▶ **ENTRIES SHOWN**

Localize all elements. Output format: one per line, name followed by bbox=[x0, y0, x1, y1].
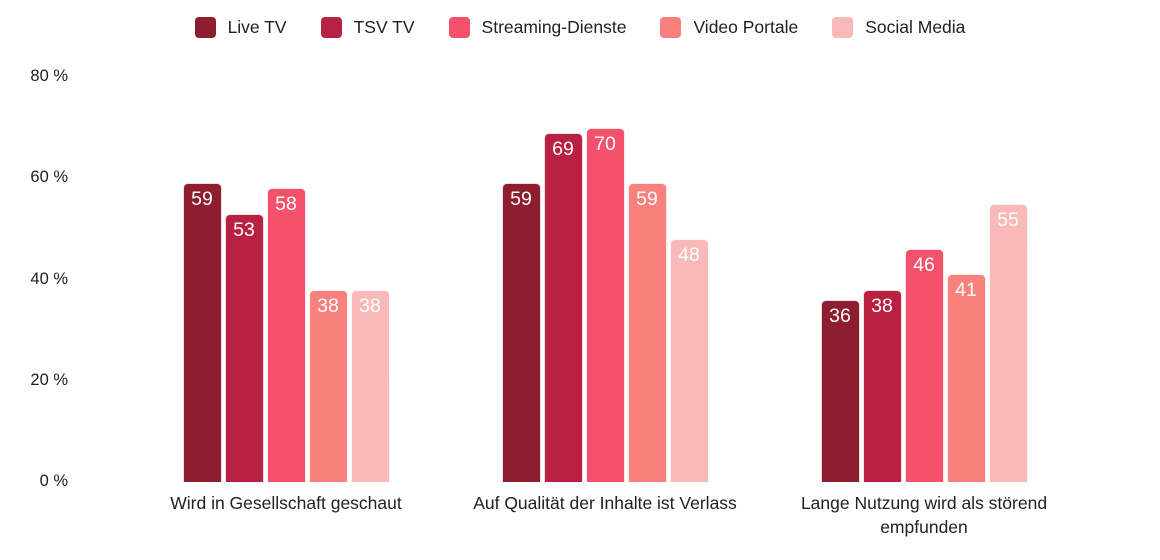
legend-swatch-icon bbox=[832, 17, 854, 38]
legend-label: Video Portale bbox=[693, 17, 799, 37]
bar-streaming-dienste-wird-in-gesellschaft-geschaut: 58 bbox=[266, 188, 306, 482]
bar-live-tv-wird-in-gesellschaft-geschaut: 59 bbox=[182, 183, 222, 482]
bar-value-label: 48 bbox=[678, 244, 700, 266]
legend-swatch-icon bbox=[660, 17, 682, 38]
legend-item-video-portale: Video Portale bbox=[660, 17, 798, 38]
legend-swatch-icon bbox=[320, 17, 342, 38]
legend-label: Social Media bbox=[865, 17, 966, 37]
bar-value-label: 38 bbox=[359, 294, 381, 317]
bar-value-label: 59 bbox=[636, 188, 658, 211]
bar-group-wird-in-gesellschaft-geschaut: 59 53 58 38 38 bbox=[182, 183, 390, 482]
bar-value-label: 69 bbox=[552, 137, 574, 160]
bar-value-label: 58 bbox=[275, 193, 297, 216]
category-label-lange-nutzung-wird-als-st-rend-empfunden: Lange Nutzung wird als störend empfunden bbox=[800, 493, 1048, 537]
bar-group-lange-nutzung-wird-als-st-rend-empfunden: 36 38 46 41 55 bbox=[820, 203, 1028, 482]
legend-swatch-icon bbox=[448, 17, 470, 38]
y-axis-tick-20: 20 % bbox=[30, 370, 68, 389]
bar-value-label: 46 bbox=[913, 254, 935, 277]
legend-item-tsv-tv: TSV TV bbox=[320, 17, 415, 38]
bar-social-media-auf-qualit-t-der-inhalte-ist-verlass: 48 bbox=[669, 239, 709, 482]
bar-streaming-dienste-auf-qualit-t-der-inhalte-ist-verlass: 70 bbox=[585, 127, 625, 482]
bar-social-media-wird-in-gesellschaft-geschaut: 38 bbox=[350, 289, 390, 482]
legend-label: Live TV bbox=[227, 17, 287, 37]
y-axis-tick-40: 40 % bbox=[30, 269, 68, 288]
bar-social-media-lange-nutzung-wird-als-st-rend-empfunden: 55 bbox=[988, 203, 1028, 482]
bar-value-label: 41 bbox=[955, 279, 977, 302]
y-axis-tick-60: 60 % bbox=[30, 168, 68, 187]
legend-label: TSV TV bbox=[353, 17, 415, 37]
category-label-wird-in-gesellschaft-geschaut: Wird in Gesellschaft geschaut bbox=[170, 493, 402, 513]
category-label-auf-qualit-t-der-inhalte-ist-verlass: Auf Qualität der Inhalte ist Verlass bbox=[473, 493, 737, 513]
legend-label: Streaming-Dienste bbox=[481, 17, 627, 37]
bar-tsv-tv-wird-in-gesellschaft-geschaut: 53 bbox=[224, 213, 264, 482]
legend-item-social-media: Social Media bbox=[832, 17, 965, 38]
bar-live-tv-auf-qualit-t-der-inhalte-ist-verlass: 59 bbox=[501, 183, 541, 482]
y-axis-tick-0: 0 % bbox=[39, 472, 68, 490]
bar-value-label: 36 bbox=[829, 304, 851, 327]
bar-value-label: 38 bbox=[317, 294, 339, 317]
chart-legend: Live TV TSV TV Streaming-Dienste Video Port… bbox=[0, 17, 1160, 38]
bar-tsv-tv-lange-nutzung-wird-als-st-rend-empfunden: 38 bbox=[862, 289, 902, 482]
bar-live-tv-lange-nutzung-wird-als-st-rend-empfunden: 36 bbox=[820, 299, 860, 482]
bar-value-label: 38 bbox=[871, 294, 893, 317]
bar-value-label: 59 bbox=[191, 188, 213, 211]
bar-value-label: 55 bbox=[997, 208, 1019, 231]
legend-swatch-icon bbox=[194, 17, 216, 38]
bar-value-label: 70 bbox=[594, 132, 616, 155]
bar-group-auf-qualit-t-der-inhalte-ist-verlass: 59 69 70 59 48 bbox=[501, 127, 709, 482]
bar-video-portale-lange-nutzung-wird-als-st-rend-empfunden: 41 bbox=[946, 274, 986, 482]
y-axis-tick-80: 80 % bbox=[30, 67, 68, 85]
bar-value-label: 59 bbox=[510, 188, 532, 211]
legend-item-streaming-dienste: Streaming-Dienste bbox=[448, 17, 627, 38]
bar-video-portale-auf-qualit-t-der-inhalte-ist-verlass: 59 bbox=[627, 183, 667, 482]
bar-streaming-dienste-lange-nutzung-wird-als-st-rend-empfunden: 46 bbox=[904, 249, 944, 482]
bar-tsv-tv-auf-qualit-t-der-inhalte-ist-verlass: 69 bbox=[543, 132, 583, 482]
bar-value-label: 53 bbox=[233, 218, 255, 241]
bar-video-portale-wird-in-gesellschaft-geschaut: 38 bbox=[308, 289, 348, 482]
legend-item-live-tv: Live TV bbox=[194, 17, 287, 38]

▶ **BRIEF**
Copy out the material above word for word, omitting the picture.

▶ **REPLY**
Localize all elements. Output format: one per line, name followed by bbox=[x0, y0, x1, y1].
legend-swatch-icon bbox=[832, 17, 854, 38]
legend-label: Video Portale bbox=[693, 17, 799, 37]
bar-streaming-dienste-wird-in-gesellschaft-geschaut: 58 bbox=[266, 188, 306, 482]
bar-live-tv-wird-in-gesellschaft-geschaut: 59 bbox=[182, 183, 222, 482]
bar-value-label: 48 bbox=[678, 244, 700, 266]
legend-swatch-icon bbox=[660, 17, 682, 38]
legend-item-video-portale: Video Portale bbox=[660, 17, 798, 38]
legend-swatch-icon bbox=[320, 17, 342, 38]
legend-label: Social Media bbox=[865, 17, 966, 37]
bar-value-label: 38 bbox=[359, 294, 381, 317]
bar-value-label: 59 bbox=[636, 188, 658, 211]
bar-group-wird-in-gesellschaft-geschaut: 59 53 58 38 38 bbox=[182, 183, 390, 482]
bar-value-label: 69 bbox=[552, 137, 574, 160]
bar-value-label: 58 bbox=[275, 193, 297, 216]
category-label-lange-nutzung-wird-als-st-rend-empfunden: Lange Nutzung wird als störend empfunden bbox=[800, 493, 1048, 537]
bar-group-lange-nutzung-wird-als-st-rend-empfunden: 36 38 46 41 55 bbox=[820, 203, 1028, 482]
legend-swatch-icon bbox=[448, 17, 470, 38]
y-axis-tick-20: 20 % bbox=[30, 370, 68, 389]
bar-value-label: 46 bbox=[913, 254, 935, 277]
legend-item-tsv-tv: TSV TV bbox=[320, 17, 415, 38]
bar-social-media-auf-qualit-t-der-inhalte-ist-verlass: 48 bbox=[669, 239, 709, 482]
bar-streaming-dienste-auf-qualit-t-der-inhalte-ist-verlass: 70 bbox=[585, 127, 625, 482]
bar-social-media-wird-in-gesellschaft-geschaut: 38 bbox=[350, 289, 390, 482]
legend-label: Live TV bbox=[227, 17, 287, 37]
y-axis-tick-40: 40 % bbox=[30, 269, 68, 288]
bar-social-media-lange-nutzung-wird-als-st-rend-empfunden: 55 bbox=[988, 203, 1028, 482]
bar-value-label: 41 bbox=[955, 279, 977, 302]
y-axis-tick-60: 60 % bbox=[30, 168, 68, 187]
legend-label: TSV TV bbox=[353, 17, 415, 37]
category-label-wird-in-gesellschaft-geschaut: Wird in Gesellschaft geschaut bbox=[170, 493, 402, 513]
category-label-auf-qualit-t-der-inhalte-ist-verlass: Auf Qualität der Inhalte ist Verlass bbox=[473, 493, 737, 513]
legend-label: Streaming-Dienste bbox=[481, 17, 627, 37]
bar-tsv-tv-wird-in-gesellschaft-geschaut: 53 bbox=[224, 213, 264, 482]
legend-item-social-media: Social Media bbox=[832, 17, 965, 38]
bar-live-tv-auf-qualit-t-der-inhalte-ist-verlass: 59 bbox=[501, 183, 541, 482]
y-axis-tick-0: 0 % bbox=[39, 472, 68, 490]
bar-value-label: 36 bbox=[829, 304, 851, 327]
bar-value-label: 38 bbox=[317, 294, 339, 317]
chart-legend: Live TV TSV TV Streaming-Dienste Video Port… bbox=[0, 17, 1160, 38]
bar-tsv-tv-lange-nutzung-wird-als-st-rend-empfunden: 38 bbox=[862, 289, 902, 482]
bar-live-tv-lange-nutzung-wird-als-st-rend-empfunden: 36 bbox=[820, 299, 860, 482]
bar-value-label: 38 bbox=[871, 294, 893, 317]
bar-value-label: 59 bbox=[191, 188, 213, 211]
bar-value-label: 55 bbox=[997, 208, 1019, 231]
legend-swatch-icon bbox=[194, 17, 216, 38]
bar-value-label: 70 bbox=[594, 132, 616, 155]
bar-group-auf-qualit-t-der-inhalte-ist-verlass: 59 69 70 59 48 bbox=[501, 127, 709, 482]
bar-video-portale-lange-nutzung-wird-als-st-rend-empfunden: 41 bbox=[946, 274, 986, 482]
y-axis-tick-80: 80 % bbox=[30, 67, 68, 85]
bar-value-label: 59 bbox=[510, 188, 532, 211]
legend-item-streaming-dienste: Streaming-Dienste bbox=[448, 17, 627, 38]
bar-video-portale-auf-qualit-t-der-inhalte-ist-verlass: 59 bbox=[627, 183, 667, 482]
bar-streaming-dienste-lange-nutzung-wird-als-st-rend-empfunden: 46 bbox=[904, 249, 944, 482]
bar-tsv-tv-auf-qualit-t-der-inhalte-ist-verlass: 69 bbox=[543, 132, 583, 482]
bar-value-label: 53 bbox=[233, 218, 255, 241]
bar-video-portale-wird-in-gesellschaft-geschaut: 38 bbox=[308, 289, 348, 482]
legend-item-live-tv: Live TV bbox=[194, 17, 287, 38]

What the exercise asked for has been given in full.